### Problem to solve
Output every record below exactly as it appears.

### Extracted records
↓↓↓

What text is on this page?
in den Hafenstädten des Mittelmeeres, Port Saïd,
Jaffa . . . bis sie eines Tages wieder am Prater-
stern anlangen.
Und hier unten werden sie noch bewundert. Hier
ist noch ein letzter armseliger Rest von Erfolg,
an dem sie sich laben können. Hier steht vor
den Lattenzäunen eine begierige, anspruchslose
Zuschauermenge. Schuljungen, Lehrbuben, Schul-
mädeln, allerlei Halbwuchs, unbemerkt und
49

↑↑↑

### Problem solution
What text is on this page?
in den Hafenstädten des Mittelmeeres, Port Saïd,
Jaffa . . . bis sie eines Tages wieder am Prater-
stern anlangen.
Und hier unten werden sie noch bewundert. Hier
ist noch ein letzter armseliger Rest von Erfolg,
an dem sie sich laben können. Hier steht vor
den Lattenzäunen eine begierige, anspruchslose
Zuschauermenge. Schuljungen, Lehrbuben, Schul-
mädeln, allerlei Halbwuchs, unbemerkt und
49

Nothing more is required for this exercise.